» Objective
Gather every line of the records below that contains the word "screenshot", and copy each of those lines in full.

» Data to process
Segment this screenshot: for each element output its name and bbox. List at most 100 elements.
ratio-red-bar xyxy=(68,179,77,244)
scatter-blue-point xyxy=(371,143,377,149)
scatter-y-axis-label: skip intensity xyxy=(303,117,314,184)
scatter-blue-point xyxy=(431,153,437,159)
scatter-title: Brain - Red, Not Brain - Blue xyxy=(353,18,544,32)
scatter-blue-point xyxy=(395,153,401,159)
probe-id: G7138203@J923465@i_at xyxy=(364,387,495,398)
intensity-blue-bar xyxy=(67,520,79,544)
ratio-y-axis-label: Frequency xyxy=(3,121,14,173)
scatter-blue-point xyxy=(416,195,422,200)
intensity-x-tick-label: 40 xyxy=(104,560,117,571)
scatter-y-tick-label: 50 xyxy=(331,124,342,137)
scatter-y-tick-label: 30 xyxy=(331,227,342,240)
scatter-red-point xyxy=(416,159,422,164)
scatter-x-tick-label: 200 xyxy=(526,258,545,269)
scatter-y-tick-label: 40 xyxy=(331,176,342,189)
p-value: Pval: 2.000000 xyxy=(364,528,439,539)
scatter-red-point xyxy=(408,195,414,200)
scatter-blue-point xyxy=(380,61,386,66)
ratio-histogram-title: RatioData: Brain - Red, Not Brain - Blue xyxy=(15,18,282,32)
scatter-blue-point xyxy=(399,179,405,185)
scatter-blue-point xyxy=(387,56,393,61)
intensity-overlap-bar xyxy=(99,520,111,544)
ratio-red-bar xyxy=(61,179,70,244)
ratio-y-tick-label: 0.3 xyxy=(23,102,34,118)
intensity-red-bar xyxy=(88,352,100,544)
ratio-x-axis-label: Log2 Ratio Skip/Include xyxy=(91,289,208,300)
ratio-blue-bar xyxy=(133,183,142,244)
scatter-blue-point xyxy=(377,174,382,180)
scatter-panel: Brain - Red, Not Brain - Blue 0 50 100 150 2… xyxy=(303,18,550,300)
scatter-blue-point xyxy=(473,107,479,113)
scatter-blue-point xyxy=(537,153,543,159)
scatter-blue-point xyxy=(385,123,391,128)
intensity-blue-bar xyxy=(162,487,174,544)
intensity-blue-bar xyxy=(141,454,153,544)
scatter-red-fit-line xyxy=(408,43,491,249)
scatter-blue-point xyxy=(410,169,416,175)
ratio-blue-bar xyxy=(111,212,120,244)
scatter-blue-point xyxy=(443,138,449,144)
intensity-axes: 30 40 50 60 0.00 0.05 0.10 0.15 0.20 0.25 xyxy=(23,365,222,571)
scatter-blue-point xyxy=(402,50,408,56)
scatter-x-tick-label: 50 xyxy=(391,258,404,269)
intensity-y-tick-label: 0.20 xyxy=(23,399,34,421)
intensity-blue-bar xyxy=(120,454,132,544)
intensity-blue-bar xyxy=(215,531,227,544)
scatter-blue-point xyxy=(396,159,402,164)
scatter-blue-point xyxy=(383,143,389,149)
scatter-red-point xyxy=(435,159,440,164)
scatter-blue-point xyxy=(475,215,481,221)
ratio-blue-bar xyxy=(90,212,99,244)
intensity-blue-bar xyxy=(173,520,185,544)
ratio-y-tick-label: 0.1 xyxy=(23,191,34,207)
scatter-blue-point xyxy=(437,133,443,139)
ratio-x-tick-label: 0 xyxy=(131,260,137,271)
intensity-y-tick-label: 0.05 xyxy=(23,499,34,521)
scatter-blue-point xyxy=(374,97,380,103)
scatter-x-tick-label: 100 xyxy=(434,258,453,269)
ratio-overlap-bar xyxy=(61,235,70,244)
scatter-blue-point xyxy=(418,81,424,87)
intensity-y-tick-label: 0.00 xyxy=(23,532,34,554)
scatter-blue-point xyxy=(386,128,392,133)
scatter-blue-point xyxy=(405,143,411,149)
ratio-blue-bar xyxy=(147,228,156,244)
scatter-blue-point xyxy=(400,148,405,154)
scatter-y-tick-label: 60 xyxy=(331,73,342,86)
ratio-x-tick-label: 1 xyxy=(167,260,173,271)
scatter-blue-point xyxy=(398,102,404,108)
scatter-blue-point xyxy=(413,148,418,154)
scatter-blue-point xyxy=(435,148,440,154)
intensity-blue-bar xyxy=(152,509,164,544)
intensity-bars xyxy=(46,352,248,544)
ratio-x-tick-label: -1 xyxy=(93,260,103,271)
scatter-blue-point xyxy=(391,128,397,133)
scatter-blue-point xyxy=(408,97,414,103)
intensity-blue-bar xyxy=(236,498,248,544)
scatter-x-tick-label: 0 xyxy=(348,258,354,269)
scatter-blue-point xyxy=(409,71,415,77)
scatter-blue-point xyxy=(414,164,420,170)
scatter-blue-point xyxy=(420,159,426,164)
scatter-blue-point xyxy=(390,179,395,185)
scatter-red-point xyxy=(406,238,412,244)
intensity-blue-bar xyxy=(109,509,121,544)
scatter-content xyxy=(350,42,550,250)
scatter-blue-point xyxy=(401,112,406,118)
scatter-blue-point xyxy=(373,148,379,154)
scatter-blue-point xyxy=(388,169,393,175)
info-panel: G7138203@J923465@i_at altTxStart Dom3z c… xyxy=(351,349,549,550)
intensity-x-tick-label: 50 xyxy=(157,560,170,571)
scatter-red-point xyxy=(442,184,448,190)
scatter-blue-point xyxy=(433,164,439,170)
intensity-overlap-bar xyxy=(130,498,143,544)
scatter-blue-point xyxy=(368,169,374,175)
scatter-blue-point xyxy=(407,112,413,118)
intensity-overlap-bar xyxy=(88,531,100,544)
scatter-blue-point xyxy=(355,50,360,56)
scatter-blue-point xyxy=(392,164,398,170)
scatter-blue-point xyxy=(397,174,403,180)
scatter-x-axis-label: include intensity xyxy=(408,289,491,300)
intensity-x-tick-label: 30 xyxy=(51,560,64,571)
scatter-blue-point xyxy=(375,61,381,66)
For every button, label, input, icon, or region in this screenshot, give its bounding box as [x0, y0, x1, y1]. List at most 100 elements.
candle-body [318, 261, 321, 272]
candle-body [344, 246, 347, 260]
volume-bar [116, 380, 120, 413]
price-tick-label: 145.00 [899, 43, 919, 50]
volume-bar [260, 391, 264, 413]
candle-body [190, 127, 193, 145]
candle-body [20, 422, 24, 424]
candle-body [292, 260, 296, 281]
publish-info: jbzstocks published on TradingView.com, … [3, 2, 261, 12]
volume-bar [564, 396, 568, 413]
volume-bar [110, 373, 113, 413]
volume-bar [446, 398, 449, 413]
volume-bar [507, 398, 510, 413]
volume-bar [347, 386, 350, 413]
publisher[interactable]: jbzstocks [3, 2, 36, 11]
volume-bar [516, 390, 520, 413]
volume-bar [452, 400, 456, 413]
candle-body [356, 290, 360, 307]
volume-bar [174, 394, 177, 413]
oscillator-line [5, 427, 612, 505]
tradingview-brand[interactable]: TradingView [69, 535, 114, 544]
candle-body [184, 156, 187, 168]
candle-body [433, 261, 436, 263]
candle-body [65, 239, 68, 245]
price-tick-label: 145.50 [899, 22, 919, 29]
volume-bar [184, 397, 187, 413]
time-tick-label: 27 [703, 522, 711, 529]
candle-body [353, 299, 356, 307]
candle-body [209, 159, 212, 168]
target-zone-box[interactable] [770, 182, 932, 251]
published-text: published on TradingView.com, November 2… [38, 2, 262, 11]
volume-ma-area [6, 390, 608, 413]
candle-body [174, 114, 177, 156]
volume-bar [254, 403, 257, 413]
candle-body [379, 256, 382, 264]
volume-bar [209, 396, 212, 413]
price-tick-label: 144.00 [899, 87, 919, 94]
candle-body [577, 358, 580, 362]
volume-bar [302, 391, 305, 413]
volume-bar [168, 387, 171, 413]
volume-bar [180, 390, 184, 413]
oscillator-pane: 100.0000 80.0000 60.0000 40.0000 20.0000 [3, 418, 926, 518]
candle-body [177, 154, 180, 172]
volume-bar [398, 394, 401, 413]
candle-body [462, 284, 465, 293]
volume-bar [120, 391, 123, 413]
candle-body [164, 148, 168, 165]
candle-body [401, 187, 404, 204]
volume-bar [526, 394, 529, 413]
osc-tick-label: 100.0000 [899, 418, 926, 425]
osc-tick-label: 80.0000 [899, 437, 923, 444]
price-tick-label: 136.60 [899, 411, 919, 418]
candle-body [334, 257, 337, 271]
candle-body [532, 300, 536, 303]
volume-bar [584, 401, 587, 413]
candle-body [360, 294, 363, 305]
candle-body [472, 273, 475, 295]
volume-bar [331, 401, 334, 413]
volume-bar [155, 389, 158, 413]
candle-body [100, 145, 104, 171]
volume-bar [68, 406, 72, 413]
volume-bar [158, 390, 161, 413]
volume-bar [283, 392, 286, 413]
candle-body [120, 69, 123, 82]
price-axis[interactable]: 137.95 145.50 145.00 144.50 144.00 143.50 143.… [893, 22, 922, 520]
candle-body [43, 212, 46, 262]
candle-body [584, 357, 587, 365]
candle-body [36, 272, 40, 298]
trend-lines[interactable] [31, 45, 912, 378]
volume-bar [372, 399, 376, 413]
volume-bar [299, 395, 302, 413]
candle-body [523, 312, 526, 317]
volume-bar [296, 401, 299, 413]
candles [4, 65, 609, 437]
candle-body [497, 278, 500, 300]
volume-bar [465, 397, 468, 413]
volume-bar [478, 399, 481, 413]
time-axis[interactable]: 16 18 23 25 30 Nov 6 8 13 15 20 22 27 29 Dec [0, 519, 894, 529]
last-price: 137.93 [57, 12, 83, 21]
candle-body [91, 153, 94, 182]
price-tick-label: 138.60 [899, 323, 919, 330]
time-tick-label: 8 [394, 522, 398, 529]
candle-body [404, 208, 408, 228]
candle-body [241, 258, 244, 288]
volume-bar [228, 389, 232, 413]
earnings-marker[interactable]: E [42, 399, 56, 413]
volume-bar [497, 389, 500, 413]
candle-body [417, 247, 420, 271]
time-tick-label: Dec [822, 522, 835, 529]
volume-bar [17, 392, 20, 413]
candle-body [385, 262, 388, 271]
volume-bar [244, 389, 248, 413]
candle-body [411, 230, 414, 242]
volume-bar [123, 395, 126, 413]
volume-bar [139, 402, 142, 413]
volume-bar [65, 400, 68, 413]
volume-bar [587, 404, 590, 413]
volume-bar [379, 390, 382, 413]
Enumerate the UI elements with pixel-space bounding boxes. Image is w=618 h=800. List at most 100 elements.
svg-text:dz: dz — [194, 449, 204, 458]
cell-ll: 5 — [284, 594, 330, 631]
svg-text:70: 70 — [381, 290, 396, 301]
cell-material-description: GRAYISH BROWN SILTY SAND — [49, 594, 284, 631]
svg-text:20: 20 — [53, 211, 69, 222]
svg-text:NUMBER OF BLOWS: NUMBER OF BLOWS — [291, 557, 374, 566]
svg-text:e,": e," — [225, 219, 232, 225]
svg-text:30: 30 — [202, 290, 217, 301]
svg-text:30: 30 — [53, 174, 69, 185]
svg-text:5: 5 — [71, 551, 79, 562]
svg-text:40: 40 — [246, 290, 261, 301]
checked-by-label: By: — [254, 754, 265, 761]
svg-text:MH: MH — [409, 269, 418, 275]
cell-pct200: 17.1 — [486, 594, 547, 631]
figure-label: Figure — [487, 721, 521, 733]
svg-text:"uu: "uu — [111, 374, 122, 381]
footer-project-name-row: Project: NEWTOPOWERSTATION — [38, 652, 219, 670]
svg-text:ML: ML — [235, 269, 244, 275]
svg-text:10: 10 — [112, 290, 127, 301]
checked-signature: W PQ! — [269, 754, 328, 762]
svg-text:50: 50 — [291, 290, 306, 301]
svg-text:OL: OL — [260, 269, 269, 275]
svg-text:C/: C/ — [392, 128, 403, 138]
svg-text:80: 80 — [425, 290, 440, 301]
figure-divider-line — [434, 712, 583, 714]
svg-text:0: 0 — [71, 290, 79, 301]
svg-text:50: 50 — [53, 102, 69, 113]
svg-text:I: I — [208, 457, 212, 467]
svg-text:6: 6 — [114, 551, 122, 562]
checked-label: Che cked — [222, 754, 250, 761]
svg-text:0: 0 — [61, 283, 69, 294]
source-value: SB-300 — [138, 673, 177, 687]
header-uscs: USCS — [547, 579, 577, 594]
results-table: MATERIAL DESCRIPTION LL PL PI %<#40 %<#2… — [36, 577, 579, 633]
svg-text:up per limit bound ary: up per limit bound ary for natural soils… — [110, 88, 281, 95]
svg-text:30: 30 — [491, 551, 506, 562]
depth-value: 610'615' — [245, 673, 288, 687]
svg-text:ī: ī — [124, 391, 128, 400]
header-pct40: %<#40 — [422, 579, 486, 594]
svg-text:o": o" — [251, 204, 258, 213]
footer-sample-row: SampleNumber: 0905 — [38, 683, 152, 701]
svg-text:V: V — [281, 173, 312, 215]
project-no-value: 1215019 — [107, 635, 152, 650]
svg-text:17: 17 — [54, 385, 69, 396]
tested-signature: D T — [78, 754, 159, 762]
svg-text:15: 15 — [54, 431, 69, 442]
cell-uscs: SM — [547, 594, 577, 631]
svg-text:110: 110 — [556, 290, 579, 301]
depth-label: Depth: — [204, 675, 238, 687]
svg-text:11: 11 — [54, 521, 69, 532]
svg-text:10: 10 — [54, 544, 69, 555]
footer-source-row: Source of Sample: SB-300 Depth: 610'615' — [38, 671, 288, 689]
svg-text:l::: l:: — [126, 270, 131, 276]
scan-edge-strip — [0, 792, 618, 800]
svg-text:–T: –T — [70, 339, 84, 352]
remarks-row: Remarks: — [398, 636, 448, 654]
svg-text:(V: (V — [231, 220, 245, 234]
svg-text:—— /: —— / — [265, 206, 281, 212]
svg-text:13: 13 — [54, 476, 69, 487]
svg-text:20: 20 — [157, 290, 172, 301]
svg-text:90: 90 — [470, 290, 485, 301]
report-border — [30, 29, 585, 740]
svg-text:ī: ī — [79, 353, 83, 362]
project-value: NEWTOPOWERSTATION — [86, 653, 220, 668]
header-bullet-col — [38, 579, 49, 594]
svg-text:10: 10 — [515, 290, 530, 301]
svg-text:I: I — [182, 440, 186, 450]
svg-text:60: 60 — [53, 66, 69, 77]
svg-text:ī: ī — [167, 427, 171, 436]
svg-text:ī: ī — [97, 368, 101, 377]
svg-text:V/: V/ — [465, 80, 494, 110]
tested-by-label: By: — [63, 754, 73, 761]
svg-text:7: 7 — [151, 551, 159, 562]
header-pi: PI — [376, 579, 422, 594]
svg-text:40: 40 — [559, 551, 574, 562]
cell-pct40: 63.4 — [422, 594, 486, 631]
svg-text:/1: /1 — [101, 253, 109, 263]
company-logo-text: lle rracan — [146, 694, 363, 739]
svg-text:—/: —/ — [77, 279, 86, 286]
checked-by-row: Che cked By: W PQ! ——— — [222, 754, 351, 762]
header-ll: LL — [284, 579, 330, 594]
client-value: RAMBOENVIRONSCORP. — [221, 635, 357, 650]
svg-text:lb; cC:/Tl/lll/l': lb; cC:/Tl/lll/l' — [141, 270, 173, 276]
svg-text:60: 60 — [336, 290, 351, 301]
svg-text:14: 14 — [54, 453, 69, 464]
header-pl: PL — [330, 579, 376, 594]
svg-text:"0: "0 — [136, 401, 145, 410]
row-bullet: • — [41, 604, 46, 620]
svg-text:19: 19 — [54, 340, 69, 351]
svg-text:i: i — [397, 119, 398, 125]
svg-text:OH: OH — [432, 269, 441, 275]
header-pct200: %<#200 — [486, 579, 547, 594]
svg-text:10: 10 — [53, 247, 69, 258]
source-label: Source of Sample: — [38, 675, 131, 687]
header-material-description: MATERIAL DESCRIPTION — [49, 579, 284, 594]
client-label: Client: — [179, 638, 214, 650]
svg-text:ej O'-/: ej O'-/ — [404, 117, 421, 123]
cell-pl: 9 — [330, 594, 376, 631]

» Response for this exercise
Segment this screenshot: for each element output its name and bbox. List at most 100 elements.
For every button, label, input, icon, or region in this screenshot, give its bounding box as [x0, y0, x1, y1]. List at most 100 elements.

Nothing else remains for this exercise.